TASK DIRECTIONS:
Can you set down the material below line for line, without changing a single character?

ENTRIES PROVIDED:
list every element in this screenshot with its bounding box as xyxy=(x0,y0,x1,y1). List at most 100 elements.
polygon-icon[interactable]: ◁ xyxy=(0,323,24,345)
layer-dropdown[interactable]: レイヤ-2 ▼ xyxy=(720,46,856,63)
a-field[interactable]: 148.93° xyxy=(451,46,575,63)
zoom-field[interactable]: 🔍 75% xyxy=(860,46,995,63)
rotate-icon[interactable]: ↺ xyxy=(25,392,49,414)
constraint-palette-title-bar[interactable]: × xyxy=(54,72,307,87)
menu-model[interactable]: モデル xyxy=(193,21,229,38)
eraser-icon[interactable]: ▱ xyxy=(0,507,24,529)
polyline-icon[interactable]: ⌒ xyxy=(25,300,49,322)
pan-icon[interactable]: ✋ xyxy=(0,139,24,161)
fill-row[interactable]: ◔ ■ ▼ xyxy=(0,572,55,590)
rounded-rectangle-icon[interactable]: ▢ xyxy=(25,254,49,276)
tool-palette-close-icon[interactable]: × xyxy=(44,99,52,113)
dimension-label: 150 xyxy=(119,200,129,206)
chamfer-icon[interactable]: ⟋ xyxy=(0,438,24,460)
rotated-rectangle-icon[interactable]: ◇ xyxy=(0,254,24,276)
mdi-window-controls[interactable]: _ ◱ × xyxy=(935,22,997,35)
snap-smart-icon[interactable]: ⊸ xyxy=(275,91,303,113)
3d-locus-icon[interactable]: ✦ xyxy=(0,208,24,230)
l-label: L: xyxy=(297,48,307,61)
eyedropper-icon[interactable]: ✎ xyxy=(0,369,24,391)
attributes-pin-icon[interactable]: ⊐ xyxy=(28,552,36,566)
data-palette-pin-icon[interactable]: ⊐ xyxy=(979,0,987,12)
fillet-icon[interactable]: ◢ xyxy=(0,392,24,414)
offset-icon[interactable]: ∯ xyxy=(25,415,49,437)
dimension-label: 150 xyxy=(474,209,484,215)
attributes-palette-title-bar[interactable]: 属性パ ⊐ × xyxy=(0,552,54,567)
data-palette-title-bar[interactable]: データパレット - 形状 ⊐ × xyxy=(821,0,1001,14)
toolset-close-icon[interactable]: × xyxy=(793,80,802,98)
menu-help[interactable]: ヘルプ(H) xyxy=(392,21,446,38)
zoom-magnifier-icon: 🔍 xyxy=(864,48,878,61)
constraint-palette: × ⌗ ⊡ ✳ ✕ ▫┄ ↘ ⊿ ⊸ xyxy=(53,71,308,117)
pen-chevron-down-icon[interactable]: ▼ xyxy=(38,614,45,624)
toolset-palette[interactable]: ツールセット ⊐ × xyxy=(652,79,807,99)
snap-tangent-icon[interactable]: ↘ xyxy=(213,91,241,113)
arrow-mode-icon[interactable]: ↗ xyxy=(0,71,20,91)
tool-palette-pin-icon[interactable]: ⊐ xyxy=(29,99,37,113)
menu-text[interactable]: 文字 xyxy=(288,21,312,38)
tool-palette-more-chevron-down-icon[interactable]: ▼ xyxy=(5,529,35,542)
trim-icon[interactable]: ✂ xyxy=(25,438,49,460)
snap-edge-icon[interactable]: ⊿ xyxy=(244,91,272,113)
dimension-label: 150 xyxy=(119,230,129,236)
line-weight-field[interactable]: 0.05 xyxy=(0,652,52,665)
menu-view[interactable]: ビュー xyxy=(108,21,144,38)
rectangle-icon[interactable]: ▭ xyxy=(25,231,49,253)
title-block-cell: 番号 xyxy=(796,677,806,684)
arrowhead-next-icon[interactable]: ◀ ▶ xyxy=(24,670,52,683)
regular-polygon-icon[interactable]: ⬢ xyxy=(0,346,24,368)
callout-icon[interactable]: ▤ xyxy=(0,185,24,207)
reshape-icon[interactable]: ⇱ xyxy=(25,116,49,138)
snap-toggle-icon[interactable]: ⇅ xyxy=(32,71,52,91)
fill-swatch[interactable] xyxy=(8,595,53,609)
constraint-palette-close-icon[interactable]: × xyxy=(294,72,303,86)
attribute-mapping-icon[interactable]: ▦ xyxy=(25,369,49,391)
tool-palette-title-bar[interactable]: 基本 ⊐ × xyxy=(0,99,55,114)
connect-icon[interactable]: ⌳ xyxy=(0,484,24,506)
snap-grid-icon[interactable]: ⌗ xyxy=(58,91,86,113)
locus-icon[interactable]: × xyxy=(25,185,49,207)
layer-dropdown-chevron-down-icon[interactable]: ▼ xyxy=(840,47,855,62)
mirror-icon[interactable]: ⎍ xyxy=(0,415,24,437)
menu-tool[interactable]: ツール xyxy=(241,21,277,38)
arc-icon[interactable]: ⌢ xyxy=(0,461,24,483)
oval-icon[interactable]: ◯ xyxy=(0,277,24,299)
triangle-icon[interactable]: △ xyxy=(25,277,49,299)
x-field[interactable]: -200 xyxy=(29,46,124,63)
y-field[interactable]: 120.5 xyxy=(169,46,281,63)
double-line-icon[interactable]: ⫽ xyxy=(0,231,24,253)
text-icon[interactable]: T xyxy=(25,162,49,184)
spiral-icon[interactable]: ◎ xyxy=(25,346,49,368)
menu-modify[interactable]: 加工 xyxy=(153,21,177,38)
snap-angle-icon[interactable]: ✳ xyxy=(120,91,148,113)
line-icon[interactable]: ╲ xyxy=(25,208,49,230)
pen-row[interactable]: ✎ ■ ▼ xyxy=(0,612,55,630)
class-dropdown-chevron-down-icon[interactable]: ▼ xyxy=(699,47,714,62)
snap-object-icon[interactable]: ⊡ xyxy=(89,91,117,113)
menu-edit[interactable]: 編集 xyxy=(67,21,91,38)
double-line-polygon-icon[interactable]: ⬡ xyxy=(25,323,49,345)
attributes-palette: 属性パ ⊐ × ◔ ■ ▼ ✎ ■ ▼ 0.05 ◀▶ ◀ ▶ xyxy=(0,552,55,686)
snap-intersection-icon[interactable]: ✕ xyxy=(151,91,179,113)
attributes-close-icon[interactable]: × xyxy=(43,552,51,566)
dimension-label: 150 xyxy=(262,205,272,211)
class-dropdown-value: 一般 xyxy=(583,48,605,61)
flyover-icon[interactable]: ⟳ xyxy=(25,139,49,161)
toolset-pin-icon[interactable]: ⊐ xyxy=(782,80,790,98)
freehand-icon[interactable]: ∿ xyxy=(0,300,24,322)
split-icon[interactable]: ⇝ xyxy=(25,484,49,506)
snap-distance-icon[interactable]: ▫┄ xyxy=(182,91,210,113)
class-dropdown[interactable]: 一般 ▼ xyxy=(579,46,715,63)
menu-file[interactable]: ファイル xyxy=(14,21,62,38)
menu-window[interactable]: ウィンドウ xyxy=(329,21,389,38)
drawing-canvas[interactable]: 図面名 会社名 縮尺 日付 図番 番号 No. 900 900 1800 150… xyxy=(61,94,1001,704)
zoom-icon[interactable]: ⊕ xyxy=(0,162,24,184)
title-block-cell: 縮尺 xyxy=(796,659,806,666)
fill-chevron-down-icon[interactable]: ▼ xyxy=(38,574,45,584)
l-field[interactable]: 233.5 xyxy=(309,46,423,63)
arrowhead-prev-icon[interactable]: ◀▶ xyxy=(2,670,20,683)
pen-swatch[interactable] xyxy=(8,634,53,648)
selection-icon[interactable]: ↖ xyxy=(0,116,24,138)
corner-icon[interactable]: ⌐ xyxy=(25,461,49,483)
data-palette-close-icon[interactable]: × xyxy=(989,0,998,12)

SOLUTION FOR THIS EXERCISE:
list every element in this screenshot with its bounding box as xyxy=(x0,y0,x1,y1). List at most 100 elements.
polygon-icon[interactable]: ◁ xyxy=(0,323,24,345)
layer-dropdown[interactable]: レイヤ-2 ▼ xyxy=(720,46,856,63)
a-field[interactable]: 148.93° xyxy=(451,46,575,63)
zoom-field[interactable]: 🔍 75% xyxy=(860,46,995,63)
rotate-icon[interactable]: ↺ xyxy=(25,392,49,414)
constraint-palette-title-bar[interactable]: × xyxy=(54,72,307,87)
menu-model[interactable]: モデル xyxy=(193,21,229,38)
eraser-icon[interactable]: ▱ xyxy=(0,507,24,529)
polyline-icon[interactable]: ⌒ xyxy=(25,300,49,322)
pan-icon[interactable]: ✋ xyxy=(0,139,24,161)
fill-row[interactable]: ◔ ■ ▼ xyxy=(0,572,55,590)
rounded-rectangle-icon[interactable]: ▢ xyxy=(25,254,49,276)
tool-palette-close-icon[interactable]: × xyxy=(44,99,52,113)
dimension-label: 150 xyxy=(119,200,129,206)
chamfer-icon[interactable]: ⟋ xyxy=(0,438,24,460)
rotated-rectangle-icon[interactable]: ◇ xyxy=(0,254,24,276)
mdi-window-controls[interactable]: _ ◱ × xyxy=(935,22,997,35)
snap-smart-icon[interactable]: ⊸ xyxy=(275,91,303,113)
3d-locus-icon[interactable]: ✦ xyxy=(0,208,24,230)
l-label: L: xyxy=(297,48,307,61)
eyedropper-icon[interactable]: ✎ xyxy=(0,369,24,391)
attributes-pin-icon[interactable]: ⊐ xyxy=(28,552,36,566)
data-palette-pin-icon[interactable]: ⊐ xyxy=(979,0,987,12)
fillet-icon[interactable]: ◢ xyxy=(0,392,24,414)
offset-icon[interactable]: ∯ xyxy=(25,415,49,437)
dimension-label: 150 xyxy=(474,209,484,215)
attributes-palette-title-bar[interactable]: 属性パ ⊐ × xyxy=(0,552,54,567)
data-palette-title-bar[interactable]: データパレット - 形状 ⊐ × xyxy=(821,0,1001,14)
toolset-close-icon[interactable]: × xyxy=(793,80,802,98)
menu-help[interactable]: ヘルプ(H) xyxy=(392,21,446,38)
zoom-magnifier-icon: 🔍 xyxy=(864,48,878,61)
constraint-palette: × ⌗ ⊡ ✳ ✕ ▫┄ ↘ ⊿ ⊸ xyxy=(53,71,308,117)
pen-chevron-down-icon[interactable]: ▼ xyxy=(38,614,45,624)
toolset-palette[interactable]: ツールセット ⊐ × xyxy=(652,79,807,99)
snap-tangent-icon[interactable]: ↘ xyxy=(213,91,241,113)
arrow-mode-icon[interactable]: ↗ xyxy=(0,71,20,91)
tool-palette-pin-icon[interactable]: ⊐ xyxy=(29,99,37,113)
menu-text[interactable]: 文字 xyxy=(288,21,312,38)
tool-palette-more-chevron-down-icon[interactable]: ▼ xyxy=(5,529,35,542)
trim-icon[interactable]: ✂ xyxy=(25,438,49,460)
snap-edge-icon[interactable]: ⊿ xyxy=(244,91,272,113)
dimension-label: 150 xyxy=(119,230,129,236)
line-weight-field[interactable]: 0.05 xyxy=(0,652,52,665)
menu-view[interactable]: ビュー xyxy=(108,21,144,38)
rectangle-icon[interactable]: ▭ xyxy=(25,231,49,253)
title-block-cell: 番号 xyxy=(796,677,806,684)
arrowhead-next-icon[interactable]: ◀ ▶ xyxy=(24,670,52,683)
regular-polygon-icon[interactable]: ⬢ xyxy=(0,346,24,368)
callout-icon[interactable]: ▤ xyxy=(0,185,24,207)
reshape-icon[interactable]: ⇱ xyxy=(25,116,49,138)
snap-toggle-icon[interactable]: ⇅ xyxy=(32,71,52,91)
fill-swatch[interactable] xyxy=(8,595,53,609)
constraint-palette-close-icon[interactable]: × xyxy=(294,72,303,86)
attribute-mapping-icon[interactable]: ▦ xyxy=(25,369,49,391)
tool-palette-title-bar[interactable]: 基本 ⊐ × xyxy=(0,99,55,114)
connect-icon[interactable]: ⌳ xyxy=(0,484,24,506)
snap-grid-icon[interactable]: ⌗ xyxy=(58,91,86,113)
locus-icon[interactable]: × xyxy=(25,185,49,207)
layer-dropdown-chevron-down-icon[interactable]: ▼ xyxy=(840,47,855,62)
mirror-icon[interactable]: ⎍ xyxy=(0,415,24,437)
menu-tool[interactable]: ツール xyxy=(241,21,277,38)
arc-icon[interactable]: ⌢ xyxy=(0,461,24,483)
oval-icon[interactable]: ◯ xyxy=(0,277,24,299)
triangle-icon[interactable]: △ xyxy=(25,277,49,299)
x-field[interactable]: -200 xyxy=(29,46,124,63)
y-field[interactable]: 120.5 xyxy=(169,46,281,63)
double-line-icon[interactable]: ⫽ xyxy=(0,231,24,253)
text-icon[interactable]: T xyxy=(25,162,49,184)
spiral-icon[interactable]: ◎ xyxy=(25,346,49,368)
menu-modify[interactable]: 加工 xyxy=(153,21,177,38)
snap-angle-icon[interactable]: ✳ xyxy=(120,91,148,113)
line-icon[interactable]: ╲ xyxy=(25,208,49,230)
pen-row[interactable]: ✎ ■ ▼ xyxy=(0,612,55,630)
class-dropdown-chevron-down-icon[interactable]: ▼ xyxy=(699,47,714,62)
snap-object-icon[interactable]: ⊡ xyxy=(89,91,117,113)
menu-edit[interactable]: 編集 xyxy=(67,21,91,38)
double-line-polygon-icon[interactable]: ⬡ xyxy=(25,323,49,345)
attributes-palette: 属性パ ⊐ × ◔ ■ ▼ ✎ ■ ▼ 0.05 ◀▶ ◀ ▶ xyxy=(0,552,55,686)
snap-intersection-icon[interactable]: ✕ xyxy=(151,91,179,113)
attributes-close-icon[interactable]: × xyxy=(43,552,51,566)
dimension-label: 150 xyxy=(262,205,272,211)
class-dropdown-value: 一般 xyxy=(583,48,605,61)
flyover-icon[interactable]: ⟳ xyxy=(25,139,49,161)
toolset-pin-icon[interactable]: ⊐ xyxy=(782,80,790,98)
freehand-icon[interactable]: ∿ xyxy=(0,300,24,322)
split-icon[interactable]: ⇝ xyxy=(25,484,49,506)
snap-distance-icon[interactable]: ▫┄ xyxy=(182,91,210,113)
class-dropdown[interactable]: 一般 ▼ xyxy=(579,46,715,63)
menu-file[interactable]: ファイル xyxy=(14,21,62,38)
menu-window[interactable]: ウィンドウ xyxy=(329,21,389,38)
drawing-canvas[interactable]: 図面名 会社名 縮尺 日付 図番 番号 No. 900 900 1800 150… xyxy=(61,94,1001,704)
zoom-icon[interactable]: ⊕ xyxy=(0,162,24,184)
title-block-cell: 縮尺 xyxy=(796,659,806,666)
fill-chevron-down-icon[interactable]: ▼ xyxy=(38,574,45,584)
l-field[interactable]: 233.5 xyxy=(309,46,423,63)
arrowhead-prev-icon[interactable]: ◀▶ xyxy=(2,670,20,683)
pen-swatch[interactable] xyxy=(8,634,53,648)
selection-icon[interactable]: ↖ xyxy=(0,116,24,138)
corner-icon[interactable]: ⌐ xyxy=(25,461,49,483)
data-palette-close-icon[interactable]: × xyxy=(989,0,998,12)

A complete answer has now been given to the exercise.